Directive
Restate the records in their entirety, word for word.

[Collection entries]
^^^^^^^^

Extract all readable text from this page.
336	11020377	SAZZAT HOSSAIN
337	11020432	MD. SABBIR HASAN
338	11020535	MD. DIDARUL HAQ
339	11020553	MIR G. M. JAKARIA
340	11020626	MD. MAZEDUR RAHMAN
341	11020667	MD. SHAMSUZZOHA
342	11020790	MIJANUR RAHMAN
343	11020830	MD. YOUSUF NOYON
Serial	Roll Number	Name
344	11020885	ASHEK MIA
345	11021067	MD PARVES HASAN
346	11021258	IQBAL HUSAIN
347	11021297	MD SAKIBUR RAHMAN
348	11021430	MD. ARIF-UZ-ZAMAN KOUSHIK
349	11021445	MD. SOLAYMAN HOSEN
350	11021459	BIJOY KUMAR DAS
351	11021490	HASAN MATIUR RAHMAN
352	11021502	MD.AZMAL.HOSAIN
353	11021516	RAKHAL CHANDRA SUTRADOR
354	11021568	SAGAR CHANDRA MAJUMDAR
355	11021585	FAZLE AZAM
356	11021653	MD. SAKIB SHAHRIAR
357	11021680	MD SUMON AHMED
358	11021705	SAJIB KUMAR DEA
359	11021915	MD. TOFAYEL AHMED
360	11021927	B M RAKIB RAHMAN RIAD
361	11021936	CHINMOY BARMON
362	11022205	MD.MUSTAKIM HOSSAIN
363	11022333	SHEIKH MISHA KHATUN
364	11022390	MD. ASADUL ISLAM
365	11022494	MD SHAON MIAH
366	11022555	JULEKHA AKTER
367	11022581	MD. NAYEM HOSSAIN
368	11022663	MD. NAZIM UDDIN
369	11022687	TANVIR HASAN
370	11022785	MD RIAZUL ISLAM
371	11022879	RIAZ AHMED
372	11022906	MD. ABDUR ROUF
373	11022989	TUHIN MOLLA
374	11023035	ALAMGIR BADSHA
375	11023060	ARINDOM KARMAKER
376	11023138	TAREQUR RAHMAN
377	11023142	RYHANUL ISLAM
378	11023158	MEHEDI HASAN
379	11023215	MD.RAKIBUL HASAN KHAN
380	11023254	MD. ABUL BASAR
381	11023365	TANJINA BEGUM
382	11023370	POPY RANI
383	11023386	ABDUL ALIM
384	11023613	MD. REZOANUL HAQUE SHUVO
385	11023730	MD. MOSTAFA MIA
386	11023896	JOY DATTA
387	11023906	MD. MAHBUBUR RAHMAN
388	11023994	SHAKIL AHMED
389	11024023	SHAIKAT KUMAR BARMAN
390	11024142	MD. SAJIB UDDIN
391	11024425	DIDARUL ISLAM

^^^^^^^^

Expected answer
Extract all readable text from this page.
336	11020377	SAZZAT HOSSAIN
337	11020432	MD. SABBIR HASAN
338	11020535	MD. DIDARUL HAQ
339	11020553	MIR G. M. JAKARIA
340	11020626	MD. MAZEDUR RAHMAN
341	11020667	MD. SHAMSUZZOHA
342	11020790	MIJANUR RAHMAN
343	11020830	MD. YOUSUF NOYON
Serial	Roll Number	Name
344	11020885	ASHEK MIA
345	11021067	MD PARVES HASAN
346	11021258	IQBAL HUSAIN
347	11021297	MD SAKIBUR RAHMAN
348	11021430	MD. ARIF-UZ-ZAMAN KOUSHIK
349	11021445	MD. SOLAYMAN HOSEN
350	11021459	BIJOY KUMAR DAS
351	11021490	HASAN MATIUR RAHMAN
352	11021502	MD.AZMAL.HOSAIN
353	11021516	RAKHAL CHANDRA SUTRADOR
354	11021568	SAGAR CHANDRA MAJUMDAR
355	11021585	FAZLE AZAM
356	11021653	MD. SAKIB SHAHRIAR
357	11021680	MD SUMON AHMED
358	11021705	SAJIB KUMAR DEA
359	11021915	MD. TOFAYEL AHMED
360	11021927	B M RAKIB RAHMAN RIAD
361	11021936	CHINMOY BARMON
362	11022205	MD.MUSTAKIM HOSSAIN
363	11022333	SHEIKH MISHA KHATUN
364	11022390	MD. ASADUL ISLAM
365	11022494	MD SHAON MIAH
366	11022555	JULEKHA AKTER
367	11022581	MD. NAYEM HOSSAIN
368	11022663	MD. NAZIM UDDIN
369	11022687	TANVIR HASAN
370	11022785	MD RIAZUL ISLAM
371	11022879	RIAZ AHMED
372	11022906	MD. ABDUR ROUF
373	11022989	TUHIN MOLLA
374	11023035	ALAMGIR BADSHA
375	11023060	ARINDOM KARMAKER
376	11023138	TAREQUR RAHMAN
377	11023142	RYHANUL ISLAM
378	11023158	MEHEDI HASAN
379	11023215	MD.RAKIBUL HASAN KHAN
380	11023254	MD. ABUL BASAR
381	11023365	TANJINA BEGUM
382	11023370	POPY RANI
383	11023386	ABDUL ALIM
384	11023613	MD. REZOANUL HAQUE SHUVO
385	11023730	MD. MOSTAFA MIA
386	11023896	JOY DATTA
387	11023906	MD. MAHBUBUR RAHMAN
388	11023994	SHAKIL AHMED
389	11024023	SHAIKAT KUMAR BARMAN
390	11024142	MD. SAJIB UDDIN
391	11024425	DIDARUL ISLAM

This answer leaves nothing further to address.